Element and coordinate records:
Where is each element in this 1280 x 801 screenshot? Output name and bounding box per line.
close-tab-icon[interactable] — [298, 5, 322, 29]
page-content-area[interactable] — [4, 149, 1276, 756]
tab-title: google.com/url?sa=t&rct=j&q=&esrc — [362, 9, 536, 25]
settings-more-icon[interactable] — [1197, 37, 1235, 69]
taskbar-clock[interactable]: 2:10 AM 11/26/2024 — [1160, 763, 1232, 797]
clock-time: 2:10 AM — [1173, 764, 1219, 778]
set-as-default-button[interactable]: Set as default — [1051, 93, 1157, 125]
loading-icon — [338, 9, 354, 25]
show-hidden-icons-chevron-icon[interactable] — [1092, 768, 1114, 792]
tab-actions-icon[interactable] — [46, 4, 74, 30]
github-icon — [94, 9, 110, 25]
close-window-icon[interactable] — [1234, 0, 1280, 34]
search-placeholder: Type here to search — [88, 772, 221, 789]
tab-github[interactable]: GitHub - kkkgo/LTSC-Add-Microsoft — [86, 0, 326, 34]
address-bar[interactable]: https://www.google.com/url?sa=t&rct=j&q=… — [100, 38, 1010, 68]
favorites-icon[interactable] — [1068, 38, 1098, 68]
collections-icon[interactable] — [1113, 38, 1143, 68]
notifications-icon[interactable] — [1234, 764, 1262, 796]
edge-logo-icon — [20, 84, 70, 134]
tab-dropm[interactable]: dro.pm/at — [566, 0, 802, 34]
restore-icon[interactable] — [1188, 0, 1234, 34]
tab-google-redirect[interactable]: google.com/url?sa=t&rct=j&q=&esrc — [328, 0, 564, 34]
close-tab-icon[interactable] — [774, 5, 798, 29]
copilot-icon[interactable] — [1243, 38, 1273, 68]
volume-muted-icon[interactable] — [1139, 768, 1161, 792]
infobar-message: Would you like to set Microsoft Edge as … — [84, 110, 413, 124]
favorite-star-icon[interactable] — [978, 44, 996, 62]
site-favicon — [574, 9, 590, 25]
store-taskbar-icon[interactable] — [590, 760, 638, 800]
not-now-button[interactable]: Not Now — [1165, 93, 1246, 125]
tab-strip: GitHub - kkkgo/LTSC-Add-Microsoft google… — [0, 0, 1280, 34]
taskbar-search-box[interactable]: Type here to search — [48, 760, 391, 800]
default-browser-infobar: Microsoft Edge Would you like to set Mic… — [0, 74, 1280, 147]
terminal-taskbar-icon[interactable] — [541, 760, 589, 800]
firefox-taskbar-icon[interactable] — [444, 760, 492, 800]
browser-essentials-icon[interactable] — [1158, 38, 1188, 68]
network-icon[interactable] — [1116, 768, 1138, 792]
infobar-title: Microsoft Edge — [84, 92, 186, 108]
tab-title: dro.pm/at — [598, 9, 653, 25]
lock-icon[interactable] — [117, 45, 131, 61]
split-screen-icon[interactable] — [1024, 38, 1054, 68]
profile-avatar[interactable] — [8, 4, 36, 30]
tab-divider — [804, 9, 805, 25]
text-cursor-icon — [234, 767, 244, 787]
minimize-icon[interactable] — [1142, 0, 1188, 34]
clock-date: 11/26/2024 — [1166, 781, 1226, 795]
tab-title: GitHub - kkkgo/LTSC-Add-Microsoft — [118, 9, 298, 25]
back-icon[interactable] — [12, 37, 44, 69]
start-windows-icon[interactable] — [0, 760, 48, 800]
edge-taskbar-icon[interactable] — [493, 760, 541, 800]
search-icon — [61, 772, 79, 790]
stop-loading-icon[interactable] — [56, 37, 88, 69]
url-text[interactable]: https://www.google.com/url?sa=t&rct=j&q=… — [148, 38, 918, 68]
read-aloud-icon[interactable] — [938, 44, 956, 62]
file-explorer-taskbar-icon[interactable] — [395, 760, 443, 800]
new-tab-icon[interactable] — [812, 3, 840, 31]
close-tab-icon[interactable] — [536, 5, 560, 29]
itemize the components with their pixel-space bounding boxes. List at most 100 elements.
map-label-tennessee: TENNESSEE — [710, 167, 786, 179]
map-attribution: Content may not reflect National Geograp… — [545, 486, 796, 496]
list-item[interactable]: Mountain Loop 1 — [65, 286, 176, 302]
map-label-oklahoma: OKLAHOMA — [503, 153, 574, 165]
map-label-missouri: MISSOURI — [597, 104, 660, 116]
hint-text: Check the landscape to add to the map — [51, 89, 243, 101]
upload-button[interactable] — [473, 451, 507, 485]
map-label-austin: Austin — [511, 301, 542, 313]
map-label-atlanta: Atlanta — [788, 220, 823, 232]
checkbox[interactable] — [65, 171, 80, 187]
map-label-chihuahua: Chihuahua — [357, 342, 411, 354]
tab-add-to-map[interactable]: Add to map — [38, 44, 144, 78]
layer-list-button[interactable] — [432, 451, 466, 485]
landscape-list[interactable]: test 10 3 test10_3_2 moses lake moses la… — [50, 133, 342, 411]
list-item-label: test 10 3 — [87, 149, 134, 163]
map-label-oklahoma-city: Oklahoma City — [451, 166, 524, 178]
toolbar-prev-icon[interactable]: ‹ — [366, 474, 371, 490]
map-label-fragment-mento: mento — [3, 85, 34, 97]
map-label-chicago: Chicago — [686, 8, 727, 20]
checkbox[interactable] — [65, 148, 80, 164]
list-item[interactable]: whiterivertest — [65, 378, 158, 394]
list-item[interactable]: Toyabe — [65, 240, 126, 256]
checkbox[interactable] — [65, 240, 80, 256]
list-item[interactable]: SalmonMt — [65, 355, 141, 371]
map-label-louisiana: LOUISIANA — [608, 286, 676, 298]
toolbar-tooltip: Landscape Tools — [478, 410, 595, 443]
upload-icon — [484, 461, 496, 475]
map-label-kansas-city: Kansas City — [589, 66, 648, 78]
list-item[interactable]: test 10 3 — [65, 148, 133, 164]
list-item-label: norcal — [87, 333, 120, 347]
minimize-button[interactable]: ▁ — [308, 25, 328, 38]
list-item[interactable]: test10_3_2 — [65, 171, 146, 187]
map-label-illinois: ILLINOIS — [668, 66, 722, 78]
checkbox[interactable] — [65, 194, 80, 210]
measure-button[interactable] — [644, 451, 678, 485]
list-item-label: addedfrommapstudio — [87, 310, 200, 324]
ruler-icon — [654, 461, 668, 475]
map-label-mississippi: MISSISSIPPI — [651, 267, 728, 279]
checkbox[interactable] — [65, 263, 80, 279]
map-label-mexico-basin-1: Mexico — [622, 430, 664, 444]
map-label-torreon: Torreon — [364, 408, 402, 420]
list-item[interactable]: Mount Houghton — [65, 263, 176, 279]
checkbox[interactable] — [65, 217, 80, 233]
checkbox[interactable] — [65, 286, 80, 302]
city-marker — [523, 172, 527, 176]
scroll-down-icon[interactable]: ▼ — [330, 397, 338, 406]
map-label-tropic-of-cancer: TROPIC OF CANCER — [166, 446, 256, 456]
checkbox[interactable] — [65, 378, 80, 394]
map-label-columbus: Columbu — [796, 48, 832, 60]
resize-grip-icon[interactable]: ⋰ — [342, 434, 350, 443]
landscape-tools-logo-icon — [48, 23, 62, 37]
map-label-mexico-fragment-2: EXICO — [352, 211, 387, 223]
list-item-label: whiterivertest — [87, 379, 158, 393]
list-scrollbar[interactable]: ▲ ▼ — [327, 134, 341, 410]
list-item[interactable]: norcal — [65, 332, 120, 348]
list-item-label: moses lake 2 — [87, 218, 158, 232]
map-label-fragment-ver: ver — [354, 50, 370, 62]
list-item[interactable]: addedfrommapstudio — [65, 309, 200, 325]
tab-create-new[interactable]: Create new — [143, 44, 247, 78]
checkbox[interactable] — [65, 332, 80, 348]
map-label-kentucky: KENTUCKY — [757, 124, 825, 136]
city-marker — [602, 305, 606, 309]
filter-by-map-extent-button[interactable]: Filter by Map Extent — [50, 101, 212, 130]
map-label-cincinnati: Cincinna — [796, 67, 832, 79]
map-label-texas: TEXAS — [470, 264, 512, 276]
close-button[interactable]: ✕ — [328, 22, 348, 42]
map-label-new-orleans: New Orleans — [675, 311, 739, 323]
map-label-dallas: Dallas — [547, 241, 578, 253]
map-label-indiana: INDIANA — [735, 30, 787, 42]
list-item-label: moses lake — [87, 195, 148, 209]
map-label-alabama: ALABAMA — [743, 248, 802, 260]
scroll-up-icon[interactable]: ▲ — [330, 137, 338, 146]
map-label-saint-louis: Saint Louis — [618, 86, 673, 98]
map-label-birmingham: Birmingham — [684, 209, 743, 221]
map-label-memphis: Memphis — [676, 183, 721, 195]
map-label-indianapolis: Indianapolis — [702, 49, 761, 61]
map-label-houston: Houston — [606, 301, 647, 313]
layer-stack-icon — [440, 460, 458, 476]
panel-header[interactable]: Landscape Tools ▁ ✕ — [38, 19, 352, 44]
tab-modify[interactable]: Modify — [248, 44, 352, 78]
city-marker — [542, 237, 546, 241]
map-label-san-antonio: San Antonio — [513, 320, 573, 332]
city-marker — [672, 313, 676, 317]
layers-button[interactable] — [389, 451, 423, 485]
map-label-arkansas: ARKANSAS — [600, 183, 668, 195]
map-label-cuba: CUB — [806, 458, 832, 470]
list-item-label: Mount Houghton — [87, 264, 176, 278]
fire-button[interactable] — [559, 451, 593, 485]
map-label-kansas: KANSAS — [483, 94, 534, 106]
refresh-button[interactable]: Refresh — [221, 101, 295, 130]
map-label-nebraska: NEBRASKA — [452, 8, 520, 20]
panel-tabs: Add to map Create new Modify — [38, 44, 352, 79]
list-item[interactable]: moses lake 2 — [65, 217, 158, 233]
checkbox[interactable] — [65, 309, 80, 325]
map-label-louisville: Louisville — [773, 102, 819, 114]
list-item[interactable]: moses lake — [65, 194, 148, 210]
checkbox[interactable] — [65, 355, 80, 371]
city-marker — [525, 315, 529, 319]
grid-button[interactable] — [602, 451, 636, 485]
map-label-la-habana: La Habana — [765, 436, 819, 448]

• [Job]:
Recast the rows as a numbered list, beginning at the first line and stopping after the line that contains "settings-more-icon[interactable] — [1197, 37, 1235, 69]". Leave out blank lines.

• [Correct answer]:
1. Where is each element in this 1280 x 801 screenshot? Output name and bounding box per line.
2. close-tab-icon[interactable] — [298, 5, 322, 29]
3. page-content-area[interactable] — [4, 149, 1276, 756]
4. tab-title: google.com/url?sa=t&rct=j&q=&esrc — [362, 9, 536, 25]
5. settings-more-icon[interactable] — [1197, 37, 1235, 69]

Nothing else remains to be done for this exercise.